--- GIVEN INSTRUCTION ---
Pull out every line below that holds the word "能正确计算梯形的面积".

● ● ● ●

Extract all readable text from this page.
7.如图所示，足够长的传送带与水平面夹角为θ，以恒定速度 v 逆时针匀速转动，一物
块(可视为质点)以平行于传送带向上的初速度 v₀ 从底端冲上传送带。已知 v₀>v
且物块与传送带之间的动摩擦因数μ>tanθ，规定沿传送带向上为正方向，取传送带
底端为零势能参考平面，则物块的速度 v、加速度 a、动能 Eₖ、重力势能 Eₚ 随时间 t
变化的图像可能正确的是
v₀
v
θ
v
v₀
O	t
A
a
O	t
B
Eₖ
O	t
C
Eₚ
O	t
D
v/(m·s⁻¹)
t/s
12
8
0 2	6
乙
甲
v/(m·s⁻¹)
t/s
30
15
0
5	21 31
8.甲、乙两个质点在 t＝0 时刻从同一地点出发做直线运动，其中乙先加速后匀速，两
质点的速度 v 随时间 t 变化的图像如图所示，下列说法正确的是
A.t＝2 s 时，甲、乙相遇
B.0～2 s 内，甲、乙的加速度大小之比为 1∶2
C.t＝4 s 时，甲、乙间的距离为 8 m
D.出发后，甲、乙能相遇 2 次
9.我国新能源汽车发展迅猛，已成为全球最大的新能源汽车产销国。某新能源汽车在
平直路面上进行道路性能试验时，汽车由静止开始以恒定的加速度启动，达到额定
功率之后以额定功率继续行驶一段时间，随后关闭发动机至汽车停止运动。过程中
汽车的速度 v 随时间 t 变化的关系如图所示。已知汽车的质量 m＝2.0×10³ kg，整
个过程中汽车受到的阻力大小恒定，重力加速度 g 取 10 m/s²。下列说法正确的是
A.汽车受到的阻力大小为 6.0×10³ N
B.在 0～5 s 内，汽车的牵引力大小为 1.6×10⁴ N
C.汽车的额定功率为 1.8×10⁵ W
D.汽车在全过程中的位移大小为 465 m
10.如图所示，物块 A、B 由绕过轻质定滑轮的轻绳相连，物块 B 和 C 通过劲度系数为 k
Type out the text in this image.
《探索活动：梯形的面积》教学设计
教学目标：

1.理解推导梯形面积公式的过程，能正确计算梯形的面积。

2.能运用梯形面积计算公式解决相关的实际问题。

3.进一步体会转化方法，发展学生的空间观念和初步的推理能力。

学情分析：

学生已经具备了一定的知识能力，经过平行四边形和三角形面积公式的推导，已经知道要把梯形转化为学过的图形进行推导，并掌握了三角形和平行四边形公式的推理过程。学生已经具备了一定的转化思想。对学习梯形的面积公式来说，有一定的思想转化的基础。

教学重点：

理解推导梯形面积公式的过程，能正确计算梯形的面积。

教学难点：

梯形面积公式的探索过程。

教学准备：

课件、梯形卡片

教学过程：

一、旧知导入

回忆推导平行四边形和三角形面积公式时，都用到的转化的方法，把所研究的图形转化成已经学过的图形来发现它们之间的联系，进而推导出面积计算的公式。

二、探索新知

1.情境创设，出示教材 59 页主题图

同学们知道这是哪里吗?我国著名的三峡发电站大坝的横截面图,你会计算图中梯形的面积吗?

● ● ● ●

--- SOLUTION TO THE PROBLEM ---
1.理解推导梯形面积公式的过程，能正确计算梯形的面积。
理解推导梯形面积公式的过程，能正确计算梯形的面积。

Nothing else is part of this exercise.